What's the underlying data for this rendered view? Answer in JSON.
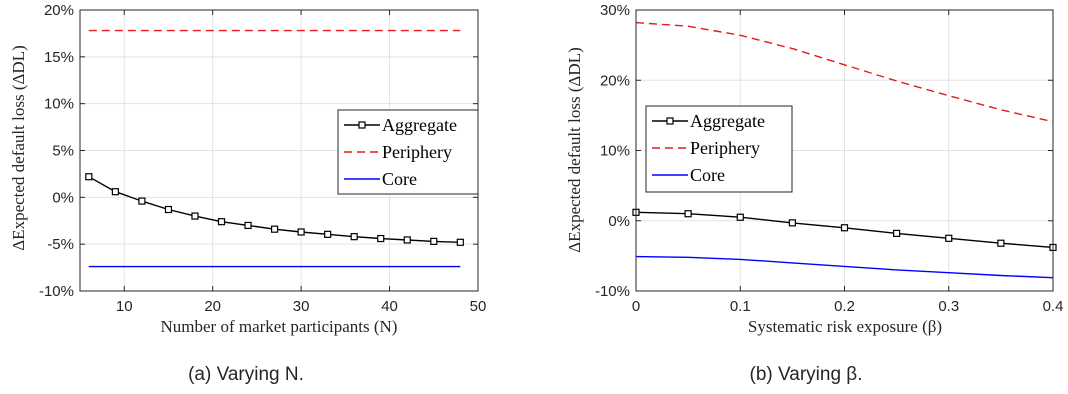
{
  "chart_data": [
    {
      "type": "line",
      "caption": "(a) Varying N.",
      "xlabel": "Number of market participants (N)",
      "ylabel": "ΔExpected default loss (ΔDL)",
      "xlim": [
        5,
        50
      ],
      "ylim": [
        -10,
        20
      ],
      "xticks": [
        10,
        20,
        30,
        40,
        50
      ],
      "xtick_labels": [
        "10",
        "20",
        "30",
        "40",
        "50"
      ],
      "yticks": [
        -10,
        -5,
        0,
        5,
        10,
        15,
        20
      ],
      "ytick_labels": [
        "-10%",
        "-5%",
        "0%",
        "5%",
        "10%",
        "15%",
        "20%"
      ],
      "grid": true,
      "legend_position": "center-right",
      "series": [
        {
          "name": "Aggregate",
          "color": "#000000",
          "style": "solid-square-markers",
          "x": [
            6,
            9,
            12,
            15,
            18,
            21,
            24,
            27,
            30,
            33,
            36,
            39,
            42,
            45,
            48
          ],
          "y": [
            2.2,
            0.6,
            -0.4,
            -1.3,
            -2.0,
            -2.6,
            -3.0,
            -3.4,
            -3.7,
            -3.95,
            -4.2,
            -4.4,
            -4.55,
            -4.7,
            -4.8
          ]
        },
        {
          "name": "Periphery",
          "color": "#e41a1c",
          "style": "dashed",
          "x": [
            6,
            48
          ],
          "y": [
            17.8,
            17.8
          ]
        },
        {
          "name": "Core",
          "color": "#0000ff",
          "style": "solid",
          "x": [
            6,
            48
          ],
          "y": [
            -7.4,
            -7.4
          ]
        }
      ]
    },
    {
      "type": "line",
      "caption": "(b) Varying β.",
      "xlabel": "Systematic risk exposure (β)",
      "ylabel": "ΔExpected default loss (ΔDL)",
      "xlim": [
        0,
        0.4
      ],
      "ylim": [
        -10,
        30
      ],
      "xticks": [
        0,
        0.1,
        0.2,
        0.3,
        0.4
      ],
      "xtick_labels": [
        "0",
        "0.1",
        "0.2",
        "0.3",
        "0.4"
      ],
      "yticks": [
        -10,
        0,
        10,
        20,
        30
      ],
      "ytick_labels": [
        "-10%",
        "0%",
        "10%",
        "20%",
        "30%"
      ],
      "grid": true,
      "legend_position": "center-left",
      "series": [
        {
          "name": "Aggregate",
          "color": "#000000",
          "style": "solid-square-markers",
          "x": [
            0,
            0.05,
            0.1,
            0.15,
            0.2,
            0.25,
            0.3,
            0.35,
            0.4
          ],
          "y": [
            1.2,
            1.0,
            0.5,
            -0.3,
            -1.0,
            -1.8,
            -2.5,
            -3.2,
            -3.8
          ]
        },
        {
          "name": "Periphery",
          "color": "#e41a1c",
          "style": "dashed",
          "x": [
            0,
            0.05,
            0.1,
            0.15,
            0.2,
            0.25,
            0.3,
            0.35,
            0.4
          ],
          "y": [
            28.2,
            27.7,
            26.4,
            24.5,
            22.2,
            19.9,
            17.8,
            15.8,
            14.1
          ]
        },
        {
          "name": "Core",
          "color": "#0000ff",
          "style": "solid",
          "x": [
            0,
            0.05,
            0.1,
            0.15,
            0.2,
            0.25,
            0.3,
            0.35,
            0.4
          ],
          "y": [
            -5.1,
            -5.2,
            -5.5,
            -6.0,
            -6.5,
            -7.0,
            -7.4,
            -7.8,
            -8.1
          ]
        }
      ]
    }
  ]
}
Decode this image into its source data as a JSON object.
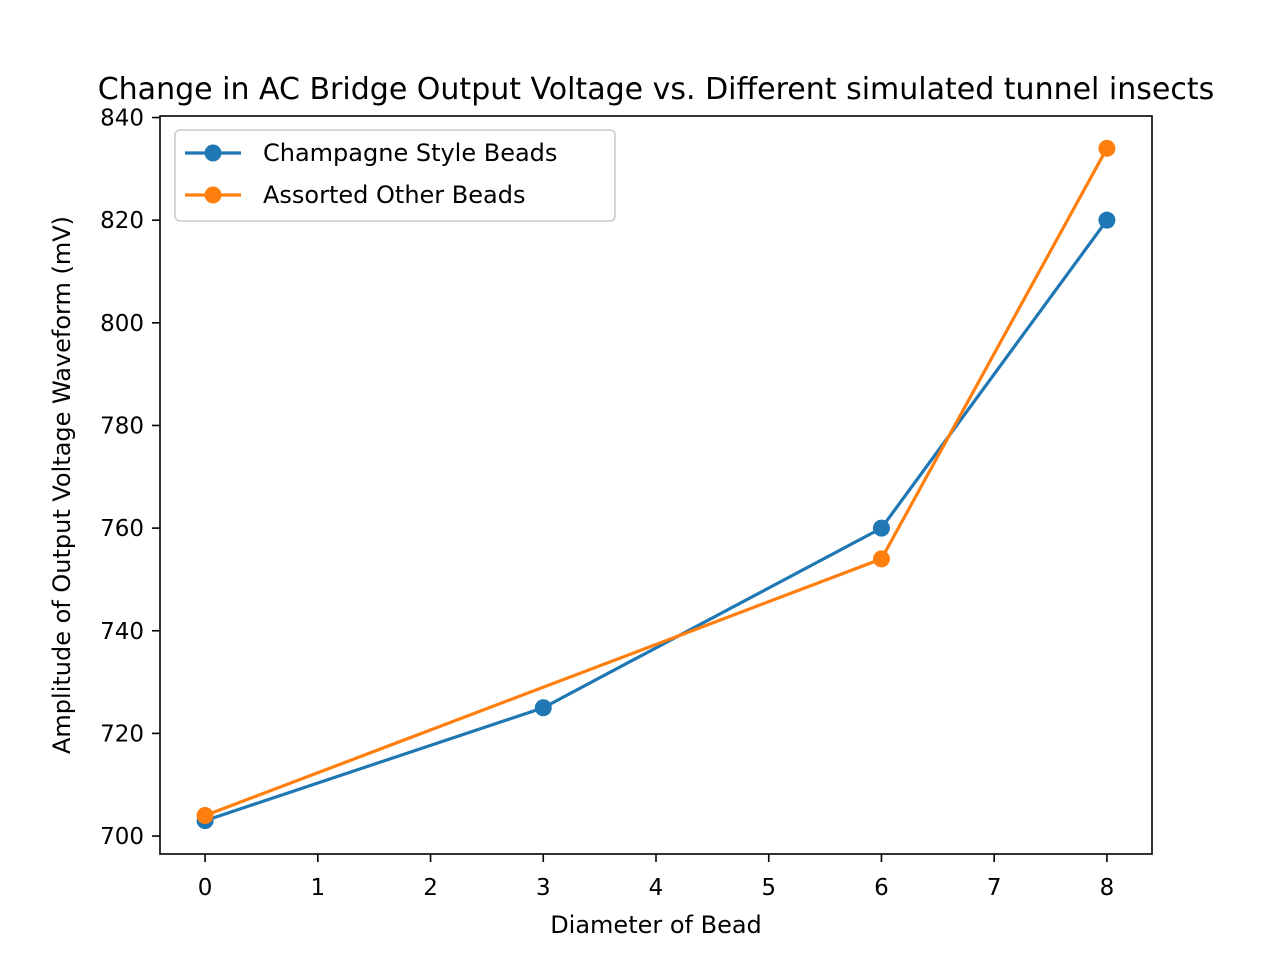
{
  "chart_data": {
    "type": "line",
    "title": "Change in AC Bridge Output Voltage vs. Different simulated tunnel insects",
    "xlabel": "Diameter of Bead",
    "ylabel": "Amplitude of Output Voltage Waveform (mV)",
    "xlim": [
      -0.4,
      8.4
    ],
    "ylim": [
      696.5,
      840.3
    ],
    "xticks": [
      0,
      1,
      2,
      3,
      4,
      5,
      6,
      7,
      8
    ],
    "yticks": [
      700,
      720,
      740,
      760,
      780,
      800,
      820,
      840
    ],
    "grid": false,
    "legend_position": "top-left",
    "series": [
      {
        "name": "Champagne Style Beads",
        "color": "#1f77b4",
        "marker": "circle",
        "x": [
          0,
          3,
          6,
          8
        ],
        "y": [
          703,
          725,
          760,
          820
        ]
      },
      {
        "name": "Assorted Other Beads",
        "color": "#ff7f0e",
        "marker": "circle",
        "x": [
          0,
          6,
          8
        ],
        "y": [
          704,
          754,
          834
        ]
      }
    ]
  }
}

——

To be done. Write out every record above exactly as it stands, but leave out the pictures.

Final result.
What's the underlying data for this rendered view? Answer in JSON.
{
  "chart_data": [
    {
      "type": "line",
      "caption": "(a) Varying N.",
      "xlabel": "Number of market participants (N)",
      "ylabel": "ΔExpected default loss (ΔDL)",
      "xlim": [
        5,
        50
      ],
      "ylim": [
        -10,
        20
      ],
      "xticks": [
        10,
        20,
        30,
        40,
        50
      ],
      "xtick_labels": [
        "10",
        "20",
        "30",
        "40",
        "50"
      ],
      "yticks": [
        -10,
        -5,
        0,
        5,
        10,
        15,
        20
      ],
      "ytick_labels": [
        "-10%",
        "-5%",
        "0%",
        "5%",
        "10%",
        "15%",
        "20%"
      ],
      "grid": true,
      "legend_position": "center-right",
      "series": [
        {
          "name": "Aggregate",
          "color": "#000000",
          "style": "solid-square-markers",
          "x": [
            6,
            9,
            12,
            15,
            18,
            21,
            24,
            27,
            30,
            33,
            36,
            39,
            42,
            45,
            48
          ],
          "y": [
            2.2,
            0.6,
            -0.4,
            -1.3,
            -2.0,
            -2.6,
            -3.0,
            -3.4,
            -3.7,
            -3.95,
            -4.2,
            -4.4,
            -4.55,
            -4.7,
            -4.8
          ]
        },
        {
          "name": "Periphery",
          "color": "#e41a1c",
          "style": "dashed",
          "x": [
            6,
            48
          ],
          "y": [
            17.8,
            17.8
          ]
        },
        {
          "name": "Core",
          "color": "#0000ff",
          "style": "solid",
          "x": [
            6,
            48
          ],
          "y": [
            -7.4,
            -7.4
          ]
        }
      ]
    },
    {
      "type": "line",
      "caption": "(b) Varying β.",
      "xlabel": "Systematic risk exposure (β)",
      "ylabel": "ΔExpected default loss (ΔDL)",
      "xlim": [
        0,
        0.4
      ],
      "ylim": [
        -10,
        30
      ],
      "xticks": [
        0,
        0.1,
        0.2,
        0.3,
        0.4
      ],
      "xtick_labels": [
        "0",
        "0.1",
        "0.2",
        "0.3",
        "0.4"
      ],
      "yticks": [
        -10,
        0,
        10,
        20,
        30
      ],
      "ytick_labels": [
        "-10%",
        "0%",
        "10%",
        "20%",
        "30%"
      ],
      "grid": true,
      "legend_position": "center-left",
      "series": [
        {
          "name": "Aggregate",
          "color": "#000000",
          "style": "solid-square-markers",
          "x": [
            0,
            0.05,
            0.1,
            0.15,
            0.2,
            0.25,
            0.3,
            0.35,
            0.4
          ],
          "y": [
            1.2,
            1.0,
            0.5,
            -0.3,
            -1.0,
            -1.8,
            -2.5,
            -3.2,
            -3.8
          ]
        },
        {
          "name": "Periphery",
          "color": "#e41a1c",
          "style": "dashed",
          "x": [
            0,
            0.05,
            0.1,
            0.15,
            0.2,
            0.25,
            0.3,
            0.35,
            0.4
          ],
          "y": [
            28.2,
            27.7,
            26.4,
            24.5,
            22.2,
            19.9,
            17.8,
            15.8,
            14.1
          ]
        },
        {
          "name": "Core",
          "color": "#0000ff",
          "style": "solid",
          "x": [
            0,
            0.05,
            0.1,
            0.15,
            0.2,
            0.25,
            0.3,
            0.35,
            0.4
          ],
          "y": [
            -5.1,
            -5.2,
            -5.5,
            -6.0,
            -6.5,
            -7.0,
            -7.4,
            -7.8,
            -8.1
          ]
        }
      ]
    }
  ]
}
Decode this image into its source data as a JSON object.
{
  "chart_data": {
    "type": "line",
    "title": "Change in AC Bridge Output Voltage vs. Different simulated tunnel insects",
    "xlabel": "Diameter of Bead",
    "ylabel": "Amplitude of Output Voltage Waveform (mV)",
    "xlim": [
      -0.4,
      8.4
    ],
    "ylim": [
      696.5,
      840.3
    ],
    "xticks": [
      0,
      1,
      2,
      3,
      4,
      5,
      6,
      7,
      8
    ],
    "yticks": [
      700,
      720,
      740,
      760,
      780,
      800,
      820,
      840
    ],
    "grid": false,
    "legend_position": "top-left",
    "series": [
      {
        "name": "Champagne Style Beads",
        "color": "#1f77b4",
        "marker": "circle",
        "x": [
          0,
          3,
          6,
          8
        ],
        "y": [
          703,
          725,
          760,
          820
        ]
      },
      {
        "name": "Assorted Other Beads",
        "color": "#ff7f0e",
        "marker": "circle",
        "x": [
          0,
          6,
          8
        ],
        "y": [
          704,
          754,
          834
        ]
      }
    ]
  }
}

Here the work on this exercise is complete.